(Set task) Pictures within the data are to be left out; everything else must be reproduced exactly.

(Listed entries)
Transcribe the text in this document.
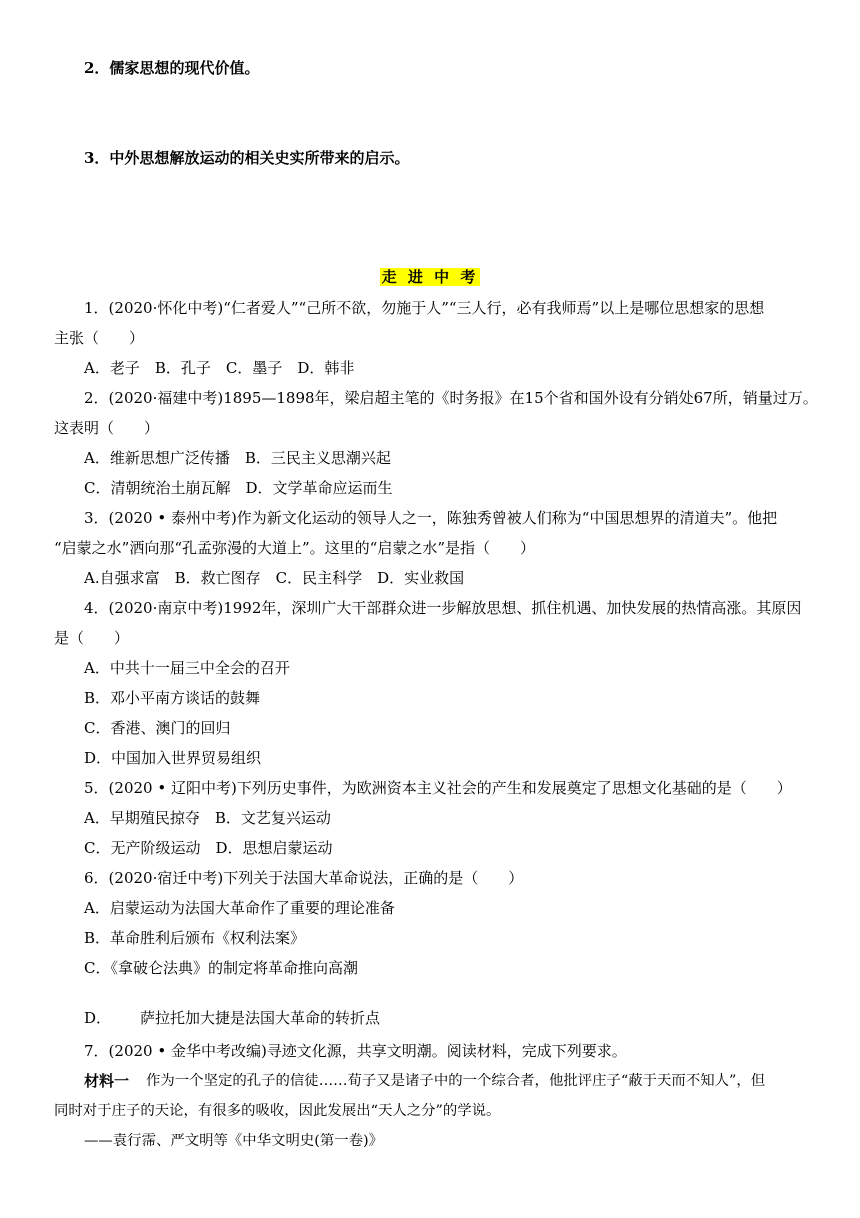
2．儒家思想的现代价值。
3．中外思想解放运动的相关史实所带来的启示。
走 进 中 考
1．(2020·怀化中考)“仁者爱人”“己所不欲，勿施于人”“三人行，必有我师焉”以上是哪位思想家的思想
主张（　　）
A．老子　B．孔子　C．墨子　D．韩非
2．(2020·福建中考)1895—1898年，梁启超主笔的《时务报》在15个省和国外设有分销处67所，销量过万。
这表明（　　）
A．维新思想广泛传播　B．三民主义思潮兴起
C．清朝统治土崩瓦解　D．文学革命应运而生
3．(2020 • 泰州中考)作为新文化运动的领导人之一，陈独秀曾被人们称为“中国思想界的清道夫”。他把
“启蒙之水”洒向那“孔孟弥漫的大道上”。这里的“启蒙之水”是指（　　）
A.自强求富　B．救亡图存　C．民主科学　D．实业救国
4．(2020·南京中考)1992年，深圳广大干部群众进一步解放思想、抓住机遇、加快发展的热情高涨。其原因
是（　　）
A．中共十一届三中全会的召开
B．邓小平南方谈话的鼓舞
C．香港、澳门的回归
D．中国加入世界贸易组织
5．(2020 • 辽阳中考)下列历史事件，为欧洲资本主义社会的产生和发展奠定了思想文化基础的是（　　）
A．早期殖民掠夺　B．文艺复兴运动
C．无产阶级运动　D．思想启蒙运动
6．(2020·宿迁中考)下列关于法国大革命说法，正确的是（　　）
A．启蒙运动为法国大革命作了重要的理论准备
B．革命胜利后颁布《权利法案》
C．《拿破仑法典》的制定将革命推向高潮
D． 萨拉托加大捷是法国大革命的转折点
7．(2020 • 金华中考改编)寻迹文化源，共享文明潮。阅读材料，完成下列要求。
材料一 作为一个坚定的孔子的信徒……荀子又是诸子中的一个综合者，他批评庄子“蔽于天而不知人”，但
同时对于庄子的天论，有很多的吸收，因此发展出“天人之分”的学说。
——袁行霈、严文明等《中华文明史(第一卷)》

(Written solution)
Transcribe the text in this document.
2．儒家思想的现代价值。
3．中外思想解放运动的相关史实所带来的启示。
走 进 中 考
1．(2020·怀化中考)“仁者爱人”“己所不欲，勿施于人”“三人行，必有我师焉”以上是哪位思想家的思想
主张（　　）
A．老子　B．孔子　C．墨子　D．韩非
2．(2020·福建中考)1895—1898年，梁启超主笔的《时务报》在15个省和国外设有分销处67所，销量过万。
这表明（　　）
A．维新思想广泛传播　B．三民主义思潮兴起
C．清朝统治土崩瓦解　D．文学革命应运而生
3．(2020 • 泰州中考)作为新文化运动的领导人之一，陈独秀曾被人们称为“中国思想界的清道夫”。他把
“启蒙之水”洒向那“孔孟弥漫的大道上”。这里的“启蒙之水”是指（　　）
A.自强求富　B．救亡图存　C．民主科学　D．实业救国
4．(2020·南京中考)1992年，深圳广大干部群众进一步解放思想、抓住机遇、加快发展的热情高涨。其原因
是（　　）
A．中共十一届三中全会的召开
B．邓小平南方谈话的鼓舞
C．香港、澳门的回归
D．中国加入世界贸易组织
5．(2020 • 辽阳中考)下列历史事件，为欧洲资本主义社会的产生和发展奠定了思想文化基础的是（　　）
A．早期殖民掠夺　B．文艺复兴运动
C．无产阶级运动　D．思想启蒙运动
6．(2020·宿迁中考)下列关于法国大革命说法，正确的是（　　）
A．启蒙运动为法国大革命作了重要的理论准备
B．革命胜利后颁布《权利法案》
C．《拿破仑法典》的制定将革命推向高潮
D． 萨拉托加大捷是法国大革命的转折点
7．(2020 • 金华中考改编)寻迹文化源，共享文明潮。阅读材料，完成下列要求。
材料一 作为一个坚定的孔子的信徒……荀子又是诸子中的一个综合者，他批评庄子“蔽于天而不知人”，但
同时对于庄子的天论，有很多的吸收，因此发展出“天人之分”的学说。
——袁行霈、严文明等《中华文明史(第一卷)》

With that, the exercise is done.